→ **Stored data**:

----

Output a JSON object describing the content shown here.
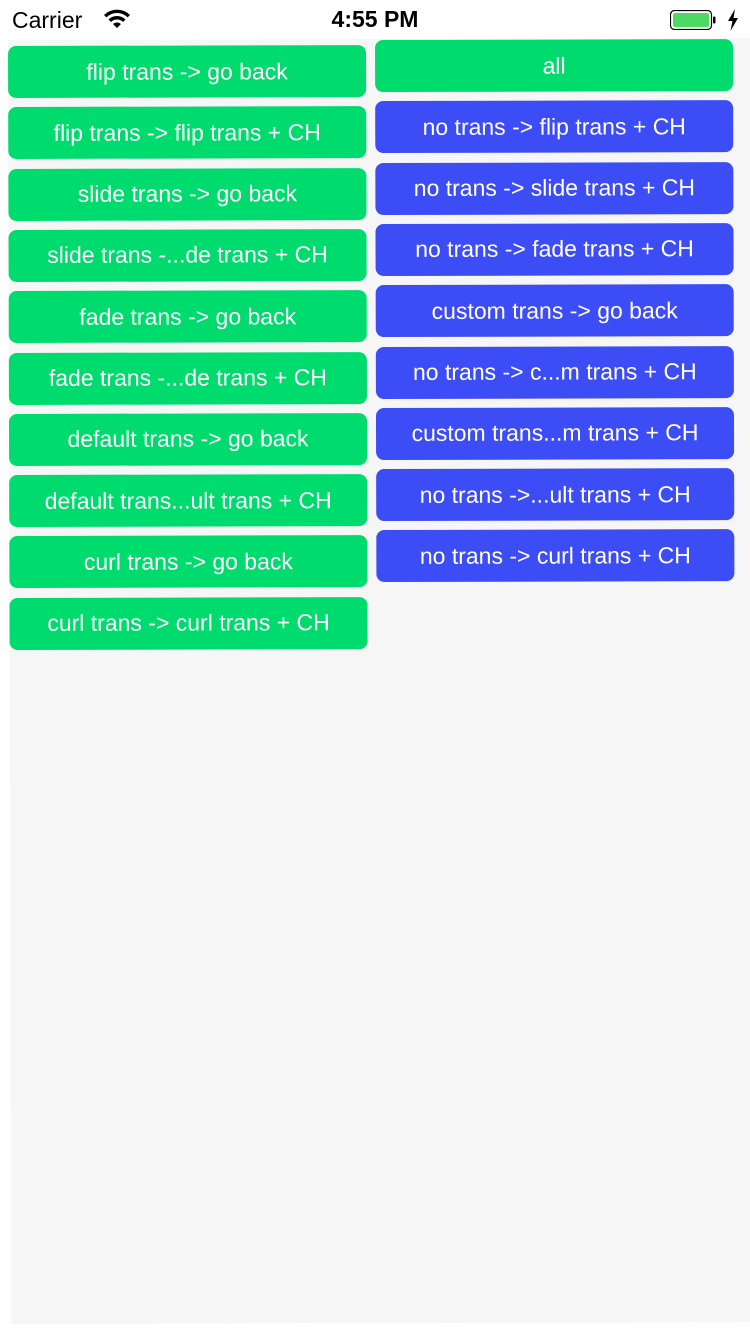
{
  "status_bar": {
    "carrier": "Carrier",
    "time": "4:55 PM",
    "wifi_icon": "wifi-icon",
    "battery_icon": "battery-icon",
    "charging_icon": "bolt-icon",
    "battery_color": "#4cd964"
  },
  "colors": {
    "green": "#00db6e",
    "blue": "#3c4df5",
    "background": "#f6f6f6"
  },
  "left_buttons": [
    "flip trans -> go back",
    "flip trans -> flip trans + CH",
    "slide trans -> go back",
    "slide trans -...de trans + CH",
    "fade trans -> go back",
    "fade trans -...de trans + CH",
    "default trans -> go back",
    "default trans...ult trans + CH",
    "curl trans -> go back",
    "curl trans -> curl trans + CH"
  ],
  "right_buttons": [
    "all",
    "no trans -> flip trans + CH",
    "no trans -> slide trans + CH",
    "no trans -> fade trans + CH",
    "custom trans -> go back",
    "no trans -> c...m trans + CH",
    "custom trans...m trans + CH",
    "no trans ->...ult trans + CH",
    "no trans -> curl trans + CH"
  ]
}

----

→ **TASK BRIEF**:
Without the pictures, repeat the listing above exactly.

→ **SOLUTION FOR THIS PROBLEM**:
Output a JSON object describing the content shown here.
{
  "status_bar": {
    "carrier": "Carrier",
    "time": "4:55 PM",
    "wifi_icon": "wifi-icon",
    "battery_icon": "battery-icon",
    "charging_icon": "bolt-icon",
    "battery_color": "#4cd964"
  },
  "colors": {
    "green": "#00db6e",
    "blue": "#3c4df5",
    "background": "#f6f6f6"
  },
  "left_buttons": [
    "flip trans -> go back",
    "flip trans -> flip trans + CH",
    "slide trans -> go back",
    "slide trans -...de trans + CH",
    "fade trans -> go back",
    "fade trans -...de trans + CH",
    "default trans -> go back",
    "default trans...ult trans + CH",
    "curl trans -> go back",
    "curl trans -> curl trans + CH"
  ],
  "right_buttons": [
    "all",
    "no trans -> flip trans + CH",
    "no trans -> slide trans + CH",
    "no trans -> fade trans + CH",
    "custom trans -> go back",
    "no trans -> c...m trans + CH",
    "custom trans...m trans + CH",
    "no trans ->...ult trans + CH",
    "no trans -> curl trans + CH"
  ]
}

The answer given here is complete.